*** EXTRACT TO READ Section Begins ***

Gordon Chafacharowa has worked as a medic for HALO Zimbabwe for three years and is currently head medic at Chisecha camp, which is home to over 100 deminers. Over the years “Chaffa” has become a respected character in camp, known for his expansive collection of national geographic back issues and his love of the BBC World Service.
During the working day, Gordon takes on a number of vital roles for HALO: “My core job is to maintain the good health of HALO’s staff whilst they are living in the field, and to respond to any emergencies that may arise in the minefields or on the roads. I am also able to assist the community next to the camp, treating them in any health matters that they need, or evacuating them to the nearest hospital in emergencies.”
Gordon is well aware of the horrors of landmine injuries, as he is a victim himself.
“Before I joined HALO I was in the army as a signaller and a medic. I lost my leg to a landmine when I was on a patrol. It was a very bad experience, but I pulled through, and I carried on with my work well into Zimbabwe’s independence.”

*** EXTRACT TO READ Section Ends ***

WHAT YOU WILL DO:
A. Copy the passage about Gordon Chafacharowa word for word, between "Gordon Chafacharowa has" and "a victim himself.", inclusive.
B. Carry on writing the passage about Gordon Chafacharowa, starting after its final sentence.

*** DATA LISTING Section Begins ***

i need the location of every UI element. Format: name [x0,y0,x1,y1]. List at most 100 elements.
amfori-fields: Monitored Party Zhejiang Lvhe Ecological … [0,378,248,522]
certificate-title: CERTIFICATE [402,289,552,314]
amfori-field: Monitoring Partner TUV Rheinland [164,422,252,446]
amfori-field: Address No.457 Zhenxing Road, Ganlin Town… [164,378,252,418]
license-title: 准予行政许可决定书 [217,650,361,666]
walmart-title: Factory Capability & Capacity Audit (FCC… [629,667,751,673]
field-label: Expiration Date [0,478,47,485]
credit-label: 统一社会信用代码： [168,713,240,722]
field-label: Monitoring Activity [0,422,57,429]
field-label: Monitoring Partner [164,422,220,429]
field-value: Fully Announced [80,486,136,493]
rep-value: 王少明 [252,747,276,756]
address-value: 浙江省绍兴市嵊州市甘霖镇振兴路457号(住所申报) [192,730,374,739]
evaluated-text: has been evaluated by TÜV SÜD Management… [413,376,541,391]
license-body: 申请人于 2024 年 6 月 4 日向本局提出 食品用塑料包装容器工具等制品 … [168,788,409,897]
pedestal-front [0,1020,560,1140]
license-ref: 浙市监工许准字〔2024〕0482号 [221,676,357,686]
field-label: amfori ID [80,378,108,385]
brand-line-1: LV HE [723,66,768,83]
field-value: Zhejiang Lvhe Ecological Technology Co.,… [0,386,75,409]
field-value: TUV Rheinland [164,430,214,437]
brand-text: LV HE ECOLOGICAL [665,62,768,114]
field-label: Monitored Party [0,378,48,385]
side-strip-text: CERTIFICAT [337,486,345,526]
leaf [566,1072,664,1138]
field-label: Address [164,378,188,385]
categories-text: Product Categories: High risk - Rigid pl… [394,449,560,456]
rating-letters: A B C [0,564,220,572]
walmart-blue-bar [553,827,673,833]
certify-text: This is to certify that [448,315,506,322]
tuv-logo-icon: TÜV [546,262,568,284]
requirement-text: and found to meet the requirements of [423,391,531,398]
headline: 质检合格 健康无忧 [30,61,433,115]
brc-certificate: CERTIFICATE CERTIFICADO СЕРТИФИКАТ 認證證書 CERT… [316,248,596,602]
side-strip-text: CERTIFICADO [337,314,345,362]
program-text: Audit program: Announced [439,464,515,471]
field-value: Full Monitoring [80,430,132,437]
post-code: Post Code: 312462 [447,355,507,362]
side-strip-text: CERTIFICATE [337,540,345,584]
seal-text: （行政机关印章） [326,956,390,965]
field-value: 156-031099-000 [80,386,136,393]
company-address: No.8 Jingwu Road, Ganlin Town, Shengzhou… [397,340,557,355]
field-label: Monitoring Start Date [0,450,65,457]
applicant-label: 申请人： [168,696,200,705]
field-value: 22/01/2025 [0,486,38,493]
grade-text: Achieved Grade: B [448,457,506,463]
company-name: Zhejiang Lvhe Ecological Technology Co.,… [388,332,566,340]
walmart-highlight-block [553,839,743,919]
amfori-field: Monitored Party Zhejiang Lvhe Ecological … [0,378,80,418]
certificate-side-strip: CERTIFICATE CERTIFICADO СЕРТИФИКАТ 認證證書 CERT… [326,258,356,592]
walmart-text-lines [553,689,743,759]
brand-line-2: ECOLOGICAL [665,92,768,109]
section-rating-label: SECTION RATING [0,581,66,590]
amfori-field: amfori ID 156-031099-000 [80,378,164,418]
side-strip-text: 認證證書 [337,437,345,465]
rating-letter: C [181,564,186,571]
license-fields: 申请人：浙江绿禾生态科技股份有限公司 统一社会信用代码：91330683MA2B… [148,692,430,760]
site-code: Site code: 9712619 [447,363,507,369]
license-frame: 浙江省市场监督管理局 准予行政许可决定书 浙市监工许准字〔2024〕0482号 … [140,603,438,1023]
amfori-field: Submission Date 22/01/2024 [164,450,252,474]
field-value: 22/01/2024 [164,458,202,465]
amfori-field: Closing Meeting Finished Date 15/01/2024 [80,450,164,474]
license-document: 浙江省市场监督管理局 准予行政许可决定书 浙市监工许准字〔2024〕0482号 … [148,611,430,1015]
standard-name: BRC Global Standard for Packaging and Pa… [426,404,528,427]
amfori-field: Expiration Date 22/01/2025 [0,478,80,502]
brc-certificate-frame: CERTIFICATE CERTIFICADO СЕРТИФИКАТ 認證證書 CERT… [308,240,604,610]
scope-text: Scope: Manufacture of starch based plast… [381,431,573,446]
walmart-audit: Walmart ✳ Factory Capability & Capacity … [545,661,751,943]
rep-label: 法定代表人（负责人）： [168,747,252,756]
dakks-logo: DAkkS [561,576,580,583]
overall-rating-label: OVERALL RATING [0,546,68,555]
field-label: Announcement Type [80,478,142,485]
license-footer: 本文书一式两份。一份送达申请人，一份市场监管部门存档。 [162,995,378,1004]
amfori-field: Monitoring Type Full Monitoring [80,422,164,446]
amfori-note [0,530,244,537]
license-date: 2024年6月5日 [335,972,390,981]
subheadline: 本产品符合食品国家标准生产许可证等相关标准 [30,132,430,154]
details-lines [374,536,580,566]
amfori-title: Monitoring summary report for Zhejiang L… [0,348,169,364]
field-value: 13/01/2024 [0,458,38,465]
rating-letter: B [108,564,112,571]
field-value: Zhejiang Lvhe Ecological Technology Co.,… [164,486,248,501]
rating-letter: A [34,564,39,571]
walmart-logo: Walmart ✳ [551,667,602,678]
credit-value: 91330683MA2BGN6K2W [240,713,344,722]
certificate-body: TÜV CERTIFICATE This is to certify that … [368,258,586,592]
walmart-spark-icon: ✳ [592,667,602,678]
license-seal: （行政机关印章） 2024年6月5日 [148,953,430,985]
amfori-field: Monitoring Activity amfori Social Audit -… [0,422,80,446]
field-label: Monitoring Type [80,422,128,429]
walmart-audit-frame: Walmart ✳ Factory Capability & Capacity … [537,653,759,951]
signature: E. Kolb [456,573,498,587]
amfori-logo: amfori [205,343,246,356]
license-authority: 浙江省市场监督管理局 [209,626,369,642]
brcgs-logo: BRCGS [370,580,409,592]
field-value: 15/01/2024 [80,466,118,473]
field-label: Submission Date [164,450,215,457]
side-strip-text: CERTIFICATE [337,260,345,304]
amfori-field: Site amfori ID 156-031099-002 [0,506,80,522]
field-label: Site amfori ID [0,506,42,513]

*** DATA LISTING Section Ends ***

ANSWERS TO THE EXERCISE:
A.
Gordon Chafacharowa has worked as a medic for HALO Zimbabwe for three years and is currently head medic at Chisecha camp, which is home to over 100 deminers. Over the years “Chaffa” has become a respected character in camp, known for his expansive collection of national geographic back issues and his love of the BBC World Service.
During the working day, Gordon takes on a number of vital roles for HALO: “My core job is to maintain the good health of HALO’s staff whilst they are living in the field, and to respond to any emergencies that may arise in the minefields or on the roads. I am also able to assist the community next to the camp, treating them in any health matters that they need, or evacuating them to the nearest hospital in emergencies.”
Gordon is well aware of the horrors of landmine injuries, as he is a victim himself.

B.
“When I left the army I felt that I must be involved in demining. I feel very much attached to helping people – either preventing them from becoming victims of landmines or treating them if they do become victims.”
Gordon Chaffa, HALO Zimbabwe Head Medic
Gordon strongly believes in the positive impact of HALO’s work:
“Not only has working for HALO allowed me to improve my own life materially and to put my last child through university, it also allows us to achieve vital work for this community and for the nation, freeing the land and preventing people from getting injured – which is the most important thing for me.”